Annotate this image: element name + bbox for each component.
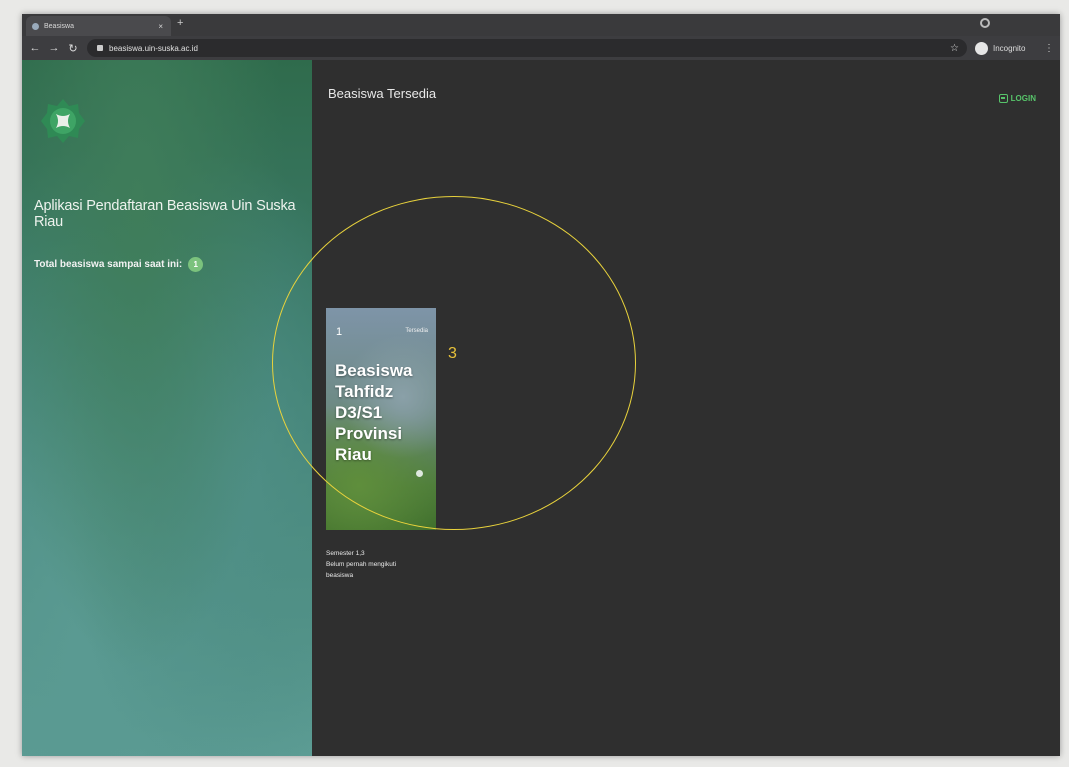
bookmark-star-icon[interactable]: ☆ (950, 43, 959, 54)
tab-title: Beasiswa (44, 22, 74, 30)
address-bar[interactable]: beasiswa.uin-suska.ac.id ☆ (87, 39, 967, 57)
incognito-label: Incognito (993, 43, 1026, 53)
lock-icon (97, 45, 103, 51)
browser-tab[interactable]: Beasiswa × (26, 16, 171, 36)
login-label: LOGIN (1010, 94, 1036, 103)
new-tab-icon[interactable]: + (177, 17, 183, 29)
browser-profile-icon[interactable] (980, 18, 990, 28)
login-icon (998, 94, 1008, 103)
back-icon[interactable]: ← (29, 42, 41, 54)
browser-menu-icon[interactable]: ⋮ (1044, 43, 1054, 54)
incognito-icon (975, 41, 988, 55)
app-title: Aplikasi Pendaftaran Beasiswa Uin Suska … (34, 198, 296, 230)
card-info-line: Semester 1,3 (326, 550, 365, 557)
screen: Beasiswa × + ← → ↻ beasiswa.uin-suska.ac… (22, 14, 1060, 756)
page-title: Beasiswa Tersedia (328, 86, 437, 101)
total-label: Total beasiswa sampai saat ini: (34, 259, 183, 270)
total-count-badge: 1 (188, 257, 204, 272)
browser-toolbar: ← → ↻ beasiswa.uin-suska.ac.id ☆ Incogni… (22, 36, 1060, 60)
annotation-circle (272, 196, 636, 530)
login-button[interactable]: LOGIN (998, 94, 1036, 103)
reload-icon[interactable]: ↻ (67, 42, 79, 55)
card-info-line: Belum pernah mengikuti (326, 561, 397, 568)
tab-close-icon[interactable]: × (158, 22, 163, 31)
forward-icon[interactable]: → (48, 42, 60, 54)
sidebar: Aplikasi Pendaftaran Beasiswa Uin Suska … (22, 60, 312, 756)
uin-logo-icon (41, 99, 85, 143)
annotation-number: 3 (448, 345, 457, 362)
card-info-line: beasiswa (326, 572, 354, 579)
url-text: beasiswa.uin-suska.ac.id (109, 43, 198, 53)
main-content: Beasiswa Tersedia LOGIN 1 Tersedia Beasi… (272, 60, 1060, 756)
page: Aplikasi Pendaftaran Beasiswa Uin Suska … (22, 60, 1060, 756)
incognito-indicator[interactable]: Incognito (975, 41, 1026, 55)
favicon-icon (32, 22, 39, 30)
card-requirements: Semester 1,3 Belum pernah mengikuti beas… (326, 548, 476, 581)
total-scholarships: Total beasiswa sampai saat ini: 1 (34, 257, 204, 272)
browser-tab-bar: Beasiswa × + (22, 14, 1060, 36)
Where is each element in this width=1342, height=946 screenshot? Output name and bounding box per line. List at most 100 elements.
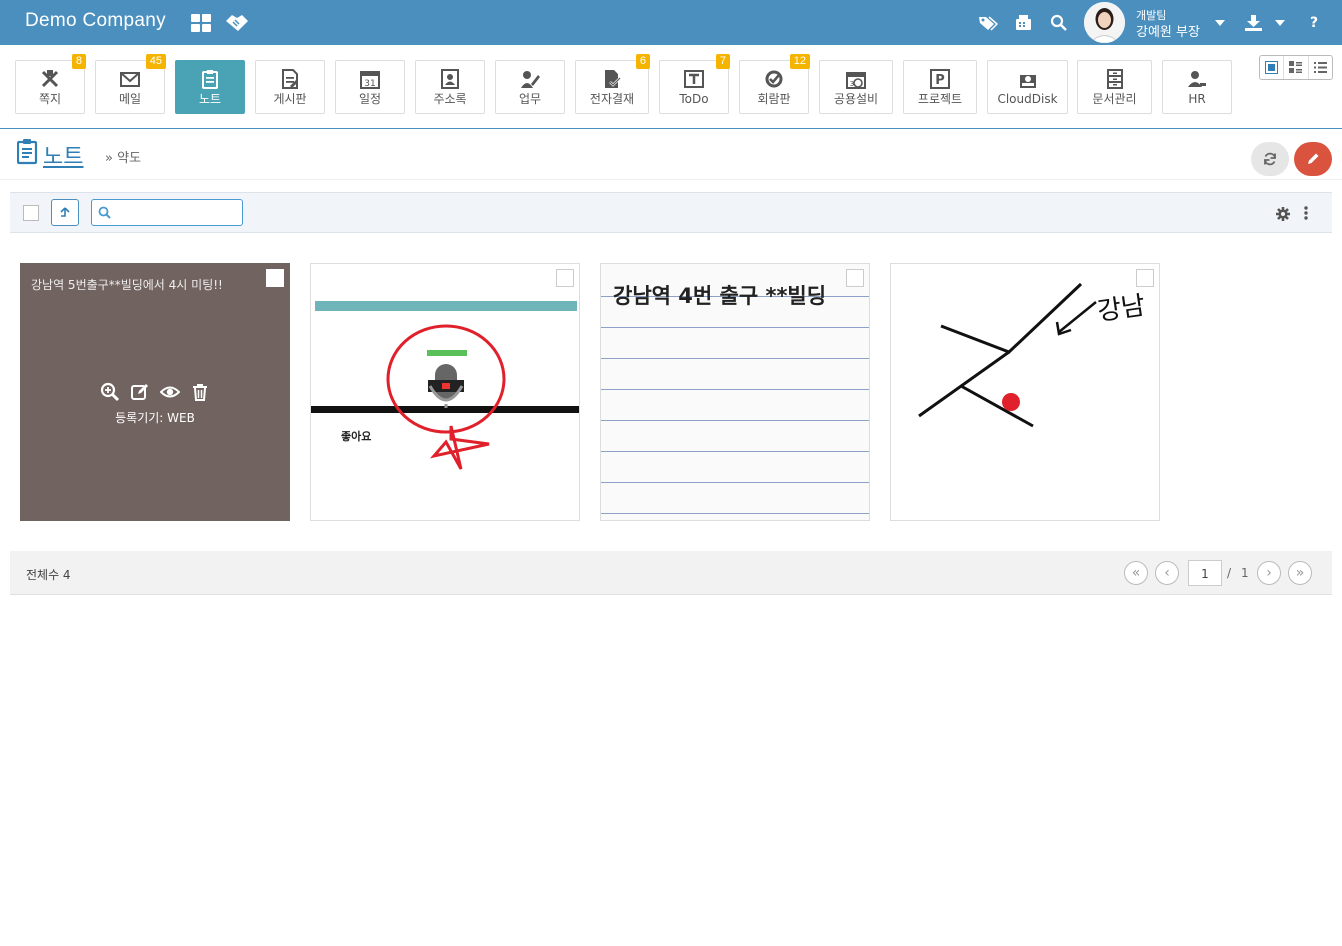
- module-label: 전자결재: [589, 92, 635, 106]
- document-cabinet-icon: [1078, 61, 1151, 91]
- ruled-line: [601, 358, 869, 359]
- module-bar: 쪽지 8 메일 45 노트 게시판 31 일정 주소록 업무 전자결재 6 ToDo 7 회람판 12 3 공용설…: [0, 45, 1342, 129]
- search-icon[interactable]: [1047, 0, 1069, 45]
- fax-icon[interactable]: [1012, 0, 1034, 45]
- module-project[interactable]: P 프로젝트: [903, 60, 977, 114]
- next-page-button[interactable]: ›: [1257, 561, 1281, 585]
- list-footer: 전체수 4 « ‹ 1 / 1 › »: [10, 551, 1332, 595]
- edit-icon[interactable]: [130, 382, 150, 402]
- module-address-book[interactable]: 주소록: [415, 60, 485, 114]
- module-document-cabinet[interactable]: 문서관리: [1077, 60, 1152, 114]
- unread-count-badge: 6: [635, 54, 650, 69]
- search-icon: [98, 206, 111, 219]
- note-card[interactable]: 강남역 5번출구**빌딩에서 4시 미팅!! 등록기기: WEB: [20, 263, 290, 521]
- page-number-input[interactable]: 1: [1188, 560, 1222, 586]
- note-card[interactable]: 강남: [890, 263, 1160, 521]
- first-page-button[interactable]: «: [1124, 561, 1148, 585]
- refresh-button[interactable]: [1251, 142, 1289, 176]
- ruled-line: [601, 513, 869, 514]
- user-name[interactable]: 강예원 부장: [1136, 21, 1200, 40]
- notepad-icon: [176, 61, 244, 91]
- breadcrumb-folder[interactable]: 약도: [117, 151, 141, 166]
- ruled-line: [601, 420, 869, 421]
- page-separator: /: [1227, 566, 1232, 580]
- note-text: 강남역 5번출구**빌딩에서 4시 미팅!!: [31, 278, 223, 292]
- module-facility[interactable]: 3 공용설비: [819, 60, 893, 114]
- module-label: 주소록: [433, 92, 467, 106]
- total-count: 전체수 4: [26, 568, 71, 582]
- view-switcher: [1259, 55, 1333, 80]
- module-mail[interactable]: 메일 45: [95, 54, 166, 114]
- note-card[interactable]: 좋아요: [310, 263, 580, 521]
- note-checkbox[interactable]: [556, 269, 574, 287]
- module-calendar[interactable]: 31 일정: [335, 60, 405, 114]
- module-label: HR: [1188, 92, 1206, 106]
- module-label: 메일: [118, 92, 142, 106]
- module-board[interactable]: 게시판: [255, 60, 325, 114]
- tag-icon[interactable]: [976, 0, 1000, 45]
- handwritten-text: 강남역 4번 출구 **빌딩: [613, 284, 827, 308]
- select-all-checkbox[interactable]: [23, 205, 39, 221]
- module-label: 일정: [358, 92, 382, 106]
- ruled-line: [601, 482, 869, 483]
- facility-icon: 3: [820, 61, 892, 91]
- view-detail-icon[interactable]: [1284, 56, 1309, 79]
- more-vertical-icon[interactable]: [1304, 206, 1308, 220]
- note-checkbox[interactable]: [846, 269, 864, 287]
- note-card[interactable]: 강남역 4번 출구 **빌딩: [600, 263, 870, 521]
- module-label: 문서관리: [1092, 92, 1137, 106]
- trash-icon[interactable]: [190, 382, 210, 402]
- module-circular[interactable]: 회람판 12: [739, 54, 810, 114]
- breadcrumb: » 약도: [105, 147, 141, 166]
- ruled-line: [601, 389, 869, 390]
- module-task[interactable]: 업무: [495, 60, 565, 114]
- company-name[interactable]: Demo Company: [25, 10, 166, 32]
- board-icon: [256, 61, 324, 91]
- module-approval[interactable]: 전자결재 6: [575, 54, 650, 114]
- prev-page-button[interactable]: ‹: [1155, 561, 1179, 585]
- module-label: 게시판: [273, 92, 307, 106]
- last-page-button[interactable]: »: [1288, 561, 1312, 585]
- module-todo[interactable]: ToDo 7: [659, 54, 730, 114]
- note-checkbox[interactable]: [1136, 269, 1154, 287]
- handshake-icon[interactable]: [224, 0, 250, 45]
- module-label: 노트: [198, 92, 222, 106]
- page-header: 노트 » 약도: [0, 130, 1342, 180]
- address-book-icon: [416, 61, 484, 91]
- module-note-message[interactable]: 쪽지 8: [15, 54, 86, 114]
- search-input[interactable]: [91, 199, 243, 226]
- eye-icon[interactable]: [160, 382, 180, 402]
- note-checkbox[interactable]: [266, 269, 284, 287]
- upper-folder-button[interactable]: [51, 199, 79, 226]
- pencil-icon: [1308, 153, 1319, 164]
- view-list-icon[interactable]: [1309, 56, 1332, 79]
- note-image-voice-memo: [311, 301, 579, 470]
- module-cloud-disk[interactable]: CloudDisk: [987, 60, 1068, 114]
- notepad-icon: [17, 139, 38, 165]
- calendar-icon: 31: [336, 61, 404, 91]
- download-menu-chevron-down-icon[interactable]: [1273, 0, 1287, 45]
- zoom-in-icon[interactable]: [100, 382, 120, 402]
- user-menu-chevron-down-icon[interactable]: [1213, 0, 1227, 45]
- ruled-line: [601, 451, 869, 452]
- cloud-disk-icon: [988, 61, 1067, 91]
- svg-text:31: 31: [364, 79, 375, 89]
- module-label: 쪽지: [38, 92, 62, 106]
- module-notepad[interactable]: 노트: [175, 60, 245, 114]
- project-icon: P: [904, 61, 976, 91]
- page-title[interactable]: 노트: [43, 139, 83, 171]
- top-bar: Demo Company 개발팀 강예원 부장 ?: [0, 0, 1342, 45]
- grid-apps-icon[interactable]: [190, 0, 212, 45]
- arrow-up-icon: [60, 206, 70, 217]
- view-card-icon[interactable]: [1260, 56, 1285, 79]
- module-label: 공용설비: [833, 92, 879, 106]
- ruled-line: [601, 327, 869, 328]
- note-actions: [21, 382, 289, 402]
- handwritten-text: 강남: [1095, 290, 1148, 328]
- download-icon[interactable]: [1243, 0, 1263, 45]
- gear-icon[interactable]: [1276, 207, 1290, 221]
- new-note-button[interactable]: [1294, 142, 1332, 176]
- module-hr-person[interactable]: HR: [1162, 60, 1232, 114]
- help-icon[interactable]: ?: [1305, 0, 1323, 45]
- user-avatar[interactable]: [1084, 2, 1125, 43]
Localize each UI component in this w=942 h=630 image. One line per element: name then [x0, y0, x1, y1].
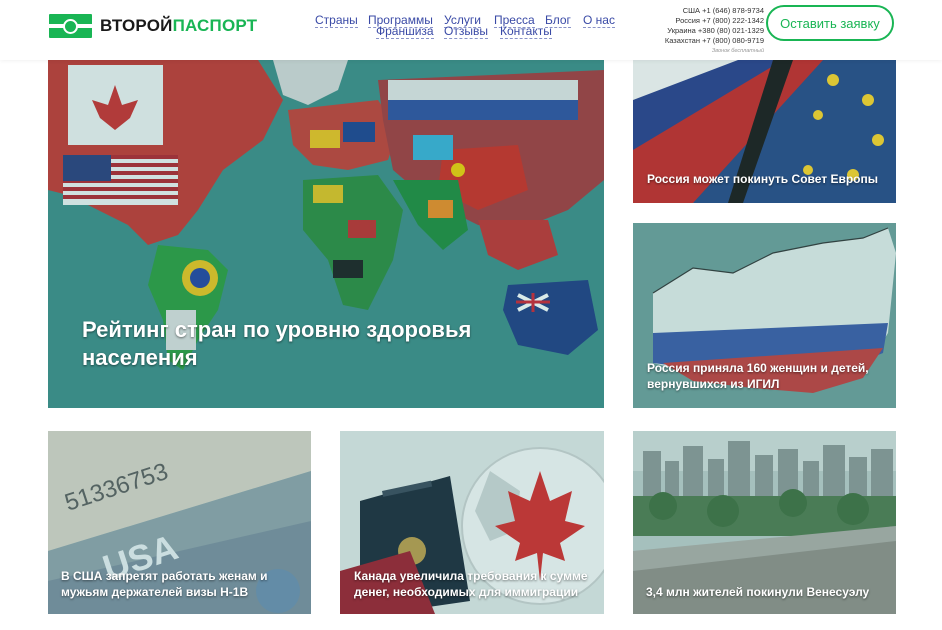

━━━

YOUR INSTRUCTIONS » Rename "interactable" to "clickable" in the records between the line holding "bookmark-star-icon[interactable]: ☆ (950, 43, 959, 54)" and the line holding "new-tab-icon[interactable]: + (177, 17, 183, 29)", inclusive, and give back only those lines with everything else left as it is.

RESULT BELOW »
bookmark-star-icon[clickable]: ☆ (950, 43, 959, 54)
tab-title: Beasiswa (44, 22, 74, 30)
address-bar[clickable]: beasiswa.uin-suska.ac.id ☆ (87, 39, 967, 57)
incognito-label: Incognito (993, 43, 1026, 53)
lock-icon (97, 45, 103, 51)
browser-tab[clickable]: Beasiswa × (26, 16, 171, 36)
login-label: LOGIN (1010, 94, 1036, 103)
new-tab-icon[clickable]: + (177, 17, 183, 29)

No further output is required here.